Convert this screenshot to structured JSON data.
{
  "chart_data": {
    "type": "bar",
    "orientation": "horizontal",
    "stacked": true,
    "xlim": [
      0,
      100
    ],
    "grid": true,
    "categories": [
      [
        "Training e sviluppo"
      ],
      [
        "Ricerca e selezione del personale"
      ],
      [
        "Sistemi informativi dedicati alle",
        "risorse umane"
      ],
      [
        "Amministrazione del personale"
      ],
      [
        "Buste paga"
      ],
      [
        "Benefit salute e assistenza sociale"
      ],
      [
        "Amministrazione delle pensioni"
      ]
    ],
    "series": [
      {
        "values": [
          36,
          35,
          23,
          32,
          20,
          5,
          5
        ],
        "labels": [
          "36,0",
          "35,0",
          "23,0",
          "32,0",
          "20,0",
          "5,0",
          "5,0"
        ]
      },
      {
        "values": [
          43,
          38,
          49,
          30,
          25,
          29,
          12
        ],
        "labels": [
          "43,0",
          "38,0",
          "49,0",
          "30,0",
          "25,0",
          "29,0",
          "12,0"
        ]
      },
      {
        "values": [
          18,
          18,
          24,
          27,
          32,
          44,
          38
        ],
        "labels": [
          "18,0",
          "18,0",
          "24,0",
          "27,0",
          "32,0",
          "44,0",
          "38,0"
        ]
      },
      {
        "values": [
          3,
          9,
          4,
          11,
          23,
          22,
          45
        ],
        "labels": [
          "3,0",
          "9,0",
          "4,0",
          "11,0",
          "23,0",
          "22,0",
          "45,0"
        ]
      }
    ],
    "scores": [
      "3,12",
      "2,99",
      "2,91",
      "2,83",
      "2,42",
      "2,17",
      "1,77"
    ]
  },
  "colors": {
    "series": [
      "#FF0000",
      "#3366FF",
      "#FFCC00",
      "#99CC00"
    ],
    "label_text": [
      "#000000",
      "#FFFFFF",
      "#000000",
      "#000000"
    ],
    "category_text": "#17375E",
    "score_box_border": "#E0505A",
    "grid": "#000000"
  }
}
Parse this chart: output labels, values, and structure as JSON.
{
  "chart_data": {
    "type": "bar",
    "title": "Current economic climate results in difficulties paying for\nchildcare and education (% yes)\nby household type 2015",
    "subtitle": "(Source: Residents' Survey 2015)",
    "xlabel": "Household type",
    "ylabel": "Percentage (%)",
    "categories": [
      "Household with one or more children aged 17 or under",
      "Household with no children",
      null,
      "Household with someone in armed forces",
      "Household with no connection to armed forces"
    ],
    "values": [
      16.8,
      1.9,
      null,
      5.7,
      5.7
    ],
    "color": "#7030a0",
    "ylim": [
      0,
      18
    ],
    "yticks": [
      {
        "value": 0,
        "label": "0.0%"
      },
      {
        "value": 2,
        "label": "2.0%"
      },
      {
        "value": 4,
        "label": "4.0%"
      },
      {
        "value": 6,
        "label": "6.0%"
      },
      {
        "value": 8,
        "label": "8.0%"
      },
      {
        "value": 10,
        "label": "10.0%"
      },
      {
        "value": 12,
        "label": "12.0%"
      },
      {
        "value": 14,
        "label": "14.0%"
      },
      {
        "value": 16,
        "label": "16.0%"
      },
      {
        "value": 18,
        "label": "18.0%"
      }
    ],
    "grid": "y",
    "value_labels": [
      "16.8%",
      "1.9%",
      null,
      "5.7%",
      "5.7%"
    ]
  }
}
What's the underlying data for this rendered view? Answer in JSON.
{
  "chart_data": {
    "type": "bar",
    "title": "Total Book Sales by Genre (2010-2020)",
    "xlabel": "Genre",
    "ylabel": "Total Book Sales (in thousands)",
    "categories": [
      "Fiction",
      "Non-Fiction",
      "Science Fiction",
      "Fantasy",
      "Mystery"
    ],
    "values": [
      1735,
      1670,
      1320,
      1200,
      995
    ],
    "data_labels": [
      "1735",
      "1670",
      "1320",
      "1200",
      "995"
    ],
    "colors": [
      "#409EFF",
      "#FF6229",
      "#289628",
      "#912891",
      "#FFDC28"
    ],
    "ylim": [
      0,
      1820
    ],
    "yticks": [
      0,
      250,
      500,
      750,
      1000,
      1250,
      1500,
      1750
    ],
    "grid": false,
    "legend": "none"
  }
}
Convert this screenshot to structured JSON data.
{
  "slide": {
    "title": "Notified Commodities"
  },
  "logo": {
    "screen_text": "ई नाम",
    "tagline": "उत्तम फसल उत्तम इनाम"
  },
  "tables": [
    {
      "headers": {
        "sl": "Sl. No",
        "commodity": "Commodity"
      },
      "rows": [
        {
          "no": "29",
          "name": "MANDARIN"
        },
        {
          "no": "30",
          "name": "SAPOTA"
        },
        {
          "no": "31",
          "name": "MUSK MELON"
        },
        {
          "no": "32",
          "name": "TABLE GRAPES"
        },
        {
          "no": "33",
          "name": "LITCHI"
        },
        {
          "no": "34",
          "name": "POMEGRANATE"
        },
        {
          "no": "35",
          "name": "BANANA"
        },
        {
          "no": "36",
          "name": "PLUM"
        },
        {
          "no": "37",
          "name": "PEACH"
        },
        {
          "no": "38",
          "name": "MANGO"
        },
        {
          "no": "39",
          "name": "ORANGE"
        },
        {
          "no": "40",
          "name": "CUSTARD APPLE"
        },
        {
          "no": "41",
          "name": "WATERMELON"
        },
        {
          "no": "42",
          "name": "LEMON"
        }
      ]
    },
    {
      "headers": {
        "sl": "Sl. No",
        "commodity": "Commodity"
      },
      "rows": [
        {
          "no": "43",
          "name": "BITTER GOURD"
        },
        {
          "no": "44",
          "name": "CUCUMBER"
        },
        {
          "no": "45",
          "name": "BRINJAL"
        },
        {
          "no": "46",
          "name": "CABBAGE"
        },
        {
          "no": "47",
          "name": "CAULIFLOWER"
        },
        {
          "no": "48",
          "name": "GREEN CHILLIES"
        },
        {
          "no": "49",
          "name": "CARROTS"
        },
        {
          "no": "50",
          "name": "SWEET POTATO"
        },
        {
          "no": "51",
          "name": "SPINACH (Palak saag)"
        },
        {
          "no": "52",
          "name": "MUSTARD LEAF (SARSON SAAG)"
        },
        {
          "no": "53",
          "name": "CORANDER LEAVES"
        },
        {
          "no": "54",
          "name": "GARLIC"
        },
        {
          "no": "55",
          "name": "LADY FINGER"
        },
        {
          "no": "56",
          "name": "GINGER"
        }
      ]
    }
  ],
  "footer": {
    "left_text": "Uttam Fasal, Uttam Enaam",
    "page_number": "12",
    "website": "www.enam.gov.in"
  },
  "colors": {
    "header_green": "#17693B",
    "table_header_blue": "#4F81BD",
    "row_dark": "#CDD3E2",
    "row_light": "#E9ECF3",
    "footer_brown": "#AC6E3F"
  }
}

━━━

DIRECTIONS FOR THIS TASK: Copy out the data shown above without altering anything.

OUTPUT BELOW:
Convert this screenshot to structured JSON data.
{
  "chart_data": {
    "type": "bar",
    "orientation": "horizontal",
    "stacked": true,
    "xlim": [
      0,
      100
    ],
    "grid": true,
    "categories": [
      [
        "Training e sviluppo"
      ],
      [
        "Ricerca e selezione del personale"
      ],
      [
        "Sistemi informativi dedicati alle",
        "risorse umane"
      ],
      [
        "Amministrazione del personale"
      ],
      [
        "Buste paga"
      ],
      [
        "Benefit salute e assistenza sociale"
      ],
      [
        "Amministrazione delle pensioni"
      ]
    ],
    "series": [
      {
        "values": [
          36,
          35,
          23,
          32,
          20,
          5,
          5
        ],
        "labels": [
          "36,0",
          "35,0",
          "23,0",
          "32,0",
          "20,0",
          "5,0",
          "5,0"
        ]
      },
      {
        "values": [
          43,
          38,
          49,
          30,
          25,
          29,
          12
        ],
        "labels": [
          "43,0",
          "38,0",
          "49,0",
          "30,0",
          "25,0",
          "29,0",
          "12,0"
        ]
      },
      {
        "values": [
          18,
          18,
          24,
          27,
          32,
          44,
          38
        ],
        "labels": [
          "18,0",
          "18,0",
          "24,0",
          "27,0",
          "32,0",
          "44,0",
          "38,0"
        ]
      },
      {
        "values": [
          3,
          9,
          4,
          11,
          23,
          22,
          45
        ],
        "labels": [
          "3,0",
          "9,0",
          "4,0",
          "11,0",
          "23,0",
          "22,0",
          "45,0"
        ]
      }
    ],
    "scores": [
      "3,12",
      "2,99",
      "2,91",
      "2,83",
      "2,42",
      "2,17",
      "1,77"
    ]
  },
  "colors": {
    "series": [
      "#FF0000",
      "#3366FF",
      "#FFCC00",
      "#99CC00"
    ],
    "label_text": [
      "#000000",
      "#FFFFFF",
      "#000000",
      "#000000"
    ],
    "category_text": "#17375E",
    "score_box_border": "#E0505A",
    "grid": "#000000"
  }
}
Parse this chart: output labels, values, and structure as JSON.
{
  "chart_data": {
    "type": "bar",
    "title": "Current economic climate results in difficulties paying for\nchildcare and education (% yes)\nby household type 2015",
    "subtitle": "(Source: Residents' Survey 2015)",
    "xlabel": "Household type",
    "ylabel": "Percentage (%)",
    "categories": [
      "Household with one or more children aged 17 or under",
      "Household with no children",
      null,
      "Household with someone in armed forces",
      "Household with no connection to armed forces"
    ],
    "values": [
      16.8,
      1.9,
      null,
      5.7,
      5.7
    ],
    "color": "#7030a0",
    "ylim": [
      0,
      18
    ],
    "yticks": [
      {
        "value": 0,
        "label": "0.0%"
      },
      {
        "value": 2,
        "label": "2.0%"
      },
      {
        "value": 4,
        "label": "4.0%"
      },
      {
        "value": 6,
        "label": "6.0%"
      },
      {
        "value": 8,
        "label": "8.0%"
      },
      {
        "value": 10,
        "label": "10.0%"
      },
      {
        "value": 12,
        "label": "12.0%"
      },
      {
        "value": 14,
        "label": "14.0%"
      },
      {
        "value": 16,
        "label": "16.0%"
      },
      {
        "value": 18,
        "label": "18.0%"
      }
    ],
    "grid": "y",
    "value_labels": [
      "16.8%",
      "1.9%",
      null,
      "5.7%",
      "5.7%"
    ]
  }
}
What's the underlying data for this rendered view? Answer in JSON.
{
  "chart_data": {
    "type": "bar",
    "title": "Total Book Sales by Genre (2010-2020)",
    "xlabel": "Genre",
    "ylabel": "Total Book Sales (in thousands)",
    "categories": [
      "Fiction",
      "Non-Fiction",
      "Science Fiction",
      "Fantasy",
      "Mystery"
    ],
    "values": [
      1735,
      1670,
      1320,
      1200,
      995
    ],
    "data_labels": [
      "1735",
      "1670",
      "1320",
      "1200",
      "995"
    ],
    "colors": [
      "#409EFF",
      "#FF6229",
      "#289628",
      "#912891",
      "#FFDC28"
    ],
    "ylim": [
      0,
      1820
    ],
    "yticks": [
      0,
      250,
      500,
      750,
      1000,
      1250,
      1500,
      1750
    ],
    "grid": false,
    "legend": "none"
  }
}
Convert this screenshot to structured JSON data.
{
  "slide": {
    "title": "Notified Commodities"
  },
  "logo": {
    "screen_text": "ई नाम",
    "tagline": "उत्तम फसल उत्तम इनाम"
  },
  "tables": [
    {
      "headers": {
        "sl": "Sl. No",
        "commodity": "Commodity"
      },
      "rows": [
        {
          "no": "29",
          "name": "MANDARIN"
        },
        {
          "no": "30",
          "name": "SAPOTA"
        },
        {
          "no": "31",
          "name": "MUSK MELON"
        },
        {
          "no": "32",
          "name": "TABLE GRAPES"
        },
        {
          "no": "33",
          "name": "LITCHI"
        },
        {
          "no": "34",
          "name": "POMEGRANATE"
        },
        {
          "no": "35",
          "name": "BANANA"
        },
        {
          "no": "36",
          "name": "PLUM"
        },
        {
          "no": "37",
          "name": "PEACH"
        },
        {
          "no": "38",
          "name": "MANGO"
        },
        {
          "no": "39",
          "name": "ORANGE"
        },
        {
          "no": "40",
          "name": "CUSTARD APPLE"
        },
        {
          "no": "41",
          "name": "WATERMELON"
        },
        {
          "no": "42",
          "name": "LEMON"
        }
      ]
    },
    {
      "headers": {
        "sl": "Sl. No",
        "commodity": "Commodity"
      },
      "rows": [
        {
          "no": "43",
          "name": "BITTER GOURD"
        },
        {
          "no": "44",
          "name": "CUCUMBER"
        },
        {
          "no": "45",
          "name": "BRINJAL"
        },
        {
          "no": "46",
          "name": "CABBAGE"
        },
        {
          "no": "47",
          "name": "CAULIFLOWER"
        },
        {
          "no": "48",
          "name": "GREEN CHILLIES"
        },
        {
          "no": "49",
          "name": "CARROTS"
        },
        {
          "no": "50",
          "name": "SWEET POTATO"
        },
        {
          "no": "51",
          "name": "SPINACH (Palak saag)"
        },
        {
          "no": "52",
          "name": "MUSTARD LEAF (SARSON SAAG)"
        },
        {
          "no": "53",
          "name": "CORANDER LEAVES"
        },
        {
          "no": "54",
          "name": "GARLIC"
        },
        {
          "no": "55",
          "name": "LADY FINGER"
        },
        {
          "no": "56",
          "name": "GINGER"
        }
      ]
    }
  ],
  "footer": {
    "left_text": "Uttam Fasal, Uttam Enaam",
    "page_number": "12",
    "website": "www.enam.gov.in"
  },
  "colors": {
    "header_green": "#17693B",
    "table_header_blue": "#4F81BD",
    "row_dark": "#CDD3E2",
    "row_light": "#E9ECF3",
    "footer_brown": "#AC6E3F"
  }
}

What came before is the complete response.